===== Data lines

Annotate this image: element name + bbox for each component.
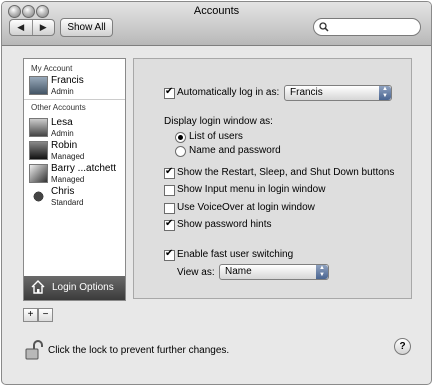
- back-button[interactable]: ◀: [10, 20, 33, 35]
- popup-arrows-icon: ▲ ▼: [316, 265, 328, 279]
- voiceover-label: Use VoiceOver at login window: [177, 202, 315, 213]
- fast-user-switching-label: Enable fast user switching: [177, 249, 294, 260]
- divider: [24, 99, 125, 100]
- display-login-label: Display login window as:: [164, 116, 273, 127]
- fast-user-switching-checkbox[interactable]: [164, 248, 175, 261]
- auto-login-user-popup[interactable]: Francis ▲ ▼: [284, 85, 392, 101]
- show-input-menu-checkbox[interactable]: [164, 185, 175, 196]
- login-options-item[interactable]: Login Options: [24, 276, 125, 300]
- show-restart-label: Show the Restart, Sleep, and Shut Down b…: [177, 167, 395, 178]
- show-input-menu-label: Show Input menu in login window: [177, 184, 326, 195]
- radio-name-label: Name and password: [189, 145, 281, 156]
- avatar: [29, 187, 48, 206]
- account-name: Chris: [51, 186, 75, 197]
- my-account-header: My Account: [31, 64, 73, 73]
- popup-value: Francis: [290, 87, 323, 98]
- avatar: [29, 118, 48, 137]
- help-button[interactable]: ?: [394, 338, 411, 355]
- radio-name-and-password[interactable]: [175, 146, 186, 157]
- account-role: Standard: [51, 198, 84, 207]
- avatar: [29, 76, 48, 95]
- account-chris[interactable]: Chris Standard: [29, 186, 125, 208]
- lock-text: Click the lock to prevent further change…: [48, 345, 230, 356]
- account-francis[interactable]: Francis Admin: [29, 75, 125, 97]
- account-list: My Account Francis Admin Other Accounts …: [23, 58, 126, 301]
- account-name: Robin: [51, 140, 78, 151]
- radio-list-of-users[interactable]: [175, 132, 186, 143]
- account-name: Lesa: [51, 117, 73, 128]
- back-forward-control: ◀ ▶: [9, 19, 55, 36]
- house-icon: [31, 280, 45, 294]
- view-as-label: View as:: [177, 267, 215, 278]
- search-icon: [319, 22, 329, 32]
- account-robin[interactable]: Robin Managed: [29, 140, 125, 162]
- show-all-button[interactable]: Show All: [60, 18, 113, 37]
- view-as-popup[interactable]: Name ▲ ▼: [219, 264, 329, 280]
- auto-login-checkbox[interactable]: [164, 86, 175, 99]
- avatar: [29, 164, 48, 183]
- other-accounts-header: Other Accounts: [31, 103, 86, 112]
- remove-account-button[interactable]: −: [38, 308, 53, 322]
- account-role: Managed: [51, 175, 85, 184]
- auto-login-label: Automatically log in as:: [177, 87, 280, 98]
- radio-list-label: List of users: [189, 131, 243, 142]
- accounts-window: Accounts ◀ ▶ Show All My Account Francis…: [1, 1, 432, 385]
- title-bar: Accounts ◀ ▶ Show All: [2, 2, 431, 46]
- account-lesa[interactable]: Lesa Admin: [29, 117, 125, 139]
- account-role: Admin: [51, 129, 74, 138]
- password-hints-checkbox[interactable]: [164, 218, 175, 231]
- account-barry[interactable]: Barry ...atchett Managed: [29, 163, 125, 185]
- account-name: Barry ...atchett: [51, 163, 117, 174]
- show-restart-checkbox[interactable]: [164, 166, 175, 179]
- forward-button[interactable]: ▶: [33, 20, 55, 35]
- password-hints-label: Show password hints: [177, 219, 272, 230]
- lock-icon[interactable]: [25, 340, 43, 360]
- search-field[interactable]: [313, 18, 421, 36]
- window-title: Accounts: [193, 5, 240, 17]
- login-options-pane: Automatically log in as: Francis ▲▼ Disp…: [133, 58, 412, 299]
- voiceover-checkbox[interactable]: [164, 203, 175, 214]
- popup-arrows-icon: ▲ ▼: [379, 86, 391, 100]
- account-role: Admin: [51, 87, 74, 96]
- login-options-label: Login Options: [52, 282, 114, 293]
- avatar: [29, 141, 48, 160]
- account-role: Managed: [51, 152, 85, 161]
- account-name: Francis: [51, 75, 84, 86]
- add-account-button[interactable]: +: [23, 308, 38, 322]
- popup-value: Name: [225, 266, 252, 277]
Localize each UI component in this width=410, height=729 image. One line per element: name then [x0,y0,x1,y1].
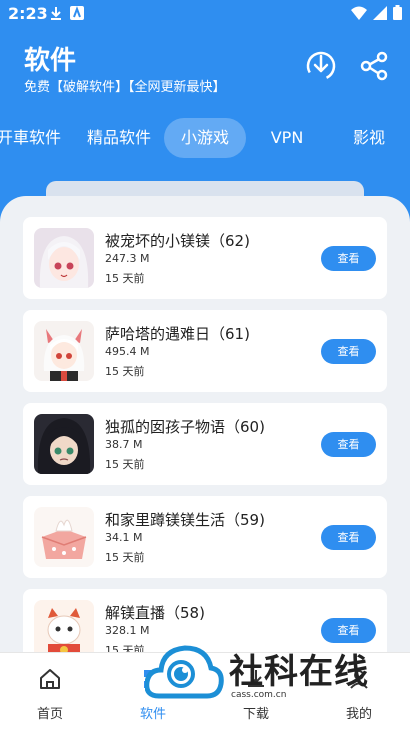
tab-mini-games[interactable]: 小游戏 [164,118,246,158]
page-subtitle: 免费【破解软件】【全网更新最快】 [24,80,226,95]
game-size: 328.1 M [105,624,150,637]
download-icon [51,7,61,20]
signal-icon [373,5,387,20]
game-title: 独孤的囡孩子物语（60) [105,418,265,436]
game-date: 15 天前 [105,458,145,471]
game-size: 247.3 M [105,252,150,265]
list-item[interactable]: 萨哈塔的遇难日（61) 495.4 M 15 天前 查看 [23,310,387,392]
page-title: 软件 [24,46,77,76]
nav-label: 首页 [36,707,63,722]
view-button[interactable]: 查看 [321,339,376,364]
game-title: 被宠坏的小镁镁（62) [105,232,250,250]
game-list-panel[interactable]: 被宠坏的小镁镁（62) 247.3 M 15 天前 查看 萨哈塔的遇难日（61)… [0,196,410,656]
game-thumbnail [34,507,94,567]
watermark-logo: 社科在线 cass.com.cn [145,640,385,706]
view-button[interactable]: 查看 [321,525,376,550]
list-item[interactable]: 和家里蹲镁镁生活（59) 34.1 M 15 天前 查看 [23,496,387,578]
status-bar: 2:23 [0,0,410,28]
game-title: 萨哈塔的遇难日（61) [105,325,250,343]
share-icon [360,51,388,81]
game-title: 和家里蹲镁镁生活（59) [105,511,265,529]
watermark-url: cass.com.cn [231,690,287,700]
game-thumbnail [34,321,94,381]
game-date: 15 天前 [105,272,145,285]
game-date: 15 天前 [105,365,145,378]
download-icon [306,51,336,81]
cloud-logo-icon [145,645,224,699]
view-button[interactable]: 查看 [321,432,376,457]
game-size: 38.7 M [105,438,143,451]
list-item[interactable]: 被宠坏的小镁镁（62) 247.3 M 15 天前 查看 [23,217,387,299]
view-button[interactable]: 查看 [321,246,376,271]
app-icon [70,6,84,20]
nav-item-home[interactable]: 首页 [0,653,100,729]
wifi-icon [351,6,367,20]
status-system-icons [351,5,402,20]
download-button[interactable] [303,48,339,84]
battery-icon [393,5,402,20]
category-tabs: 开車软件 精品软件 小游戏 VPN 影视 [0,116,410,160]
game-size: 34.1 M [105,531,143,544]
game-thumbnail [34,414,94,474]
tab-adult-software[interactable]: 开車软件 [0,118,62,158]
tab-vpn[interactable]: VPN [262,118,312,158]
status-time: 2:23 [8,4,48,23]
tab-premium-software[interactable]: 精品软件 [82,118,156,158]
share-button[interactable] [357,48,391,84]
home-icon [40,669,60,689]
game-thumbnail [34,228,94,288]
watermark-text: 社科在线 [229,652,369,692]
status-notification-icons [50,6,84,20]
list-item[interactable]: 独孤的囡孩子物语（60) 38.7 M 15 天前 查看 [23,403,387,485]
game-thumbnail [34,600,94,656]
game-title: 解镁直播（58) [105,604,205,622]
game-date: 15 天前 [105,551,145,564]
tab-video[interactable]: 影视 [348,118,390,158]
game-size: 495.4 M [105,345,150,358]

==========
===== Data lines

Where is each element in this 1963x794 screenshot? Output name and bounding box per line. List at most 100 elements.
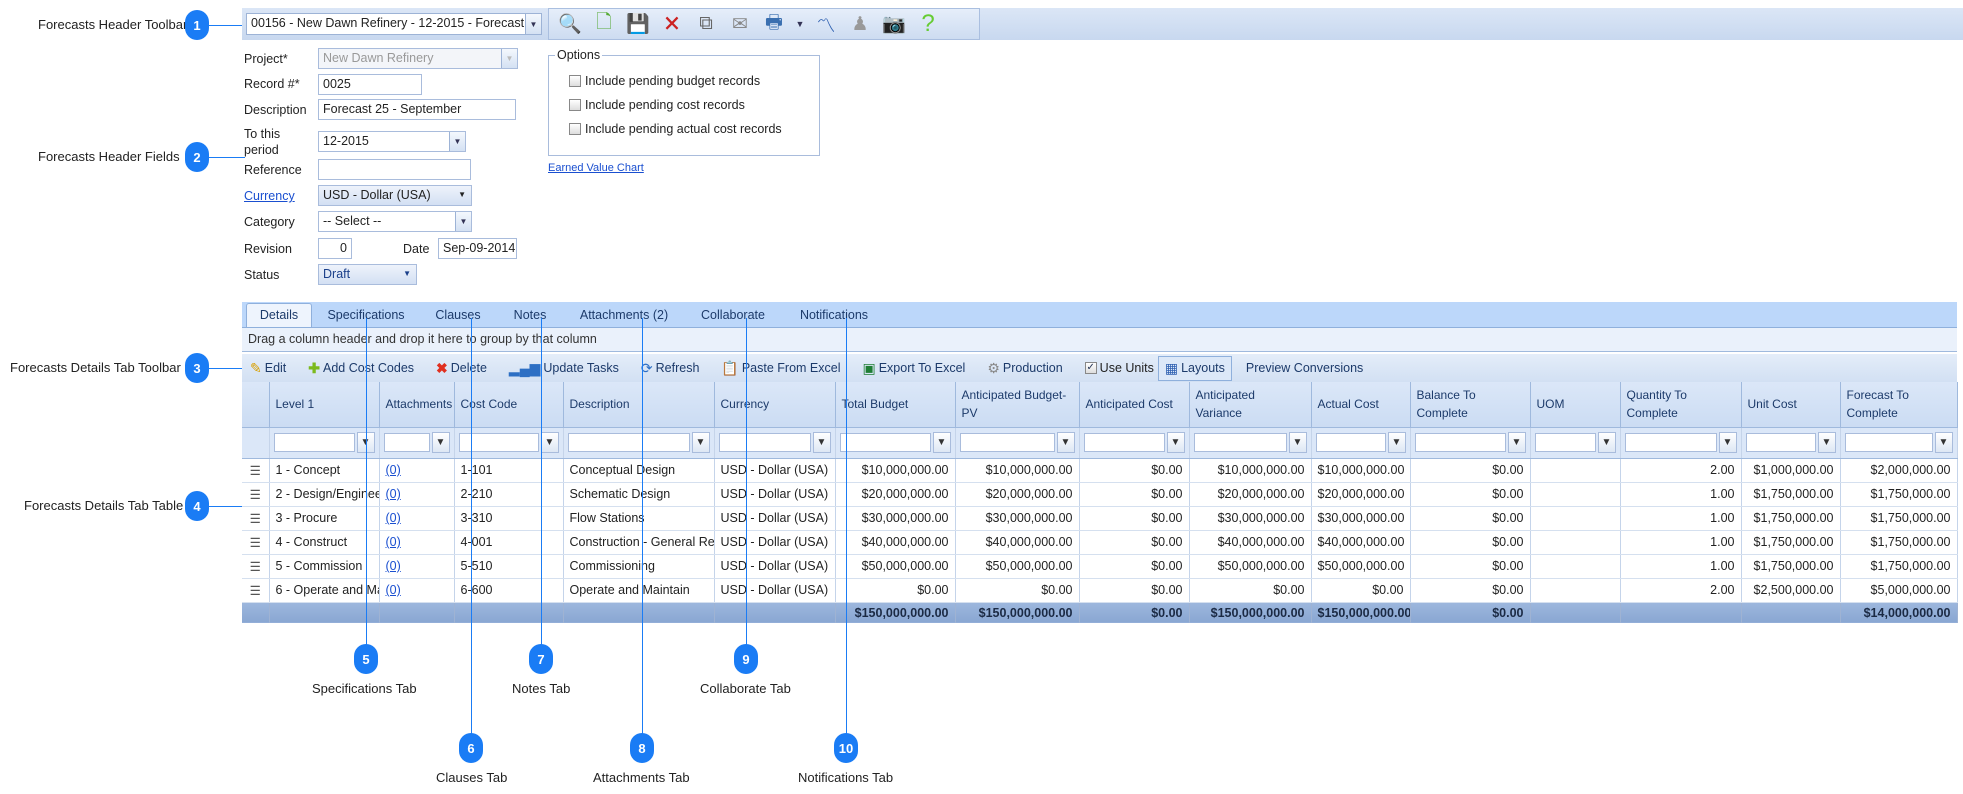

==========

* **What the exercise asks**
Copy out the records starting with the line that contains "Annotate this image: element" and continuing through the line that contains "- login-options-item[interactable]: Login", and omit the pictures.

* **Result**
Annotate this image: element name + bbox for each component.
- back-button[interactable]: ◀: [10, 20, 33, 35]
- popup-arrows-icon: ▲ ▼: [316, 265, 328, 279]
- voiceover-label: Use VoiceOver at login window: [177, 202, 315, 213]
- fast-user-switching-label: Enable fast user switching: [177, 249, 294, 260]
- divider: [24, 99, 125, 100]
- display-login-label: Display login window as:: [164, 116, 273, 127]
- fast-user-switching-checkbox[interactable]: [164, 248, 175, 261]
- auto-login-user-popup[interactable]: Francis ▲ ▼: [284, 85, 392, 101]
- show-input-menu-checkbox[interactable]: [164, 185, 175, 196]
- login-options-item[interactable]: Login Options: [24, 276, 125, 300]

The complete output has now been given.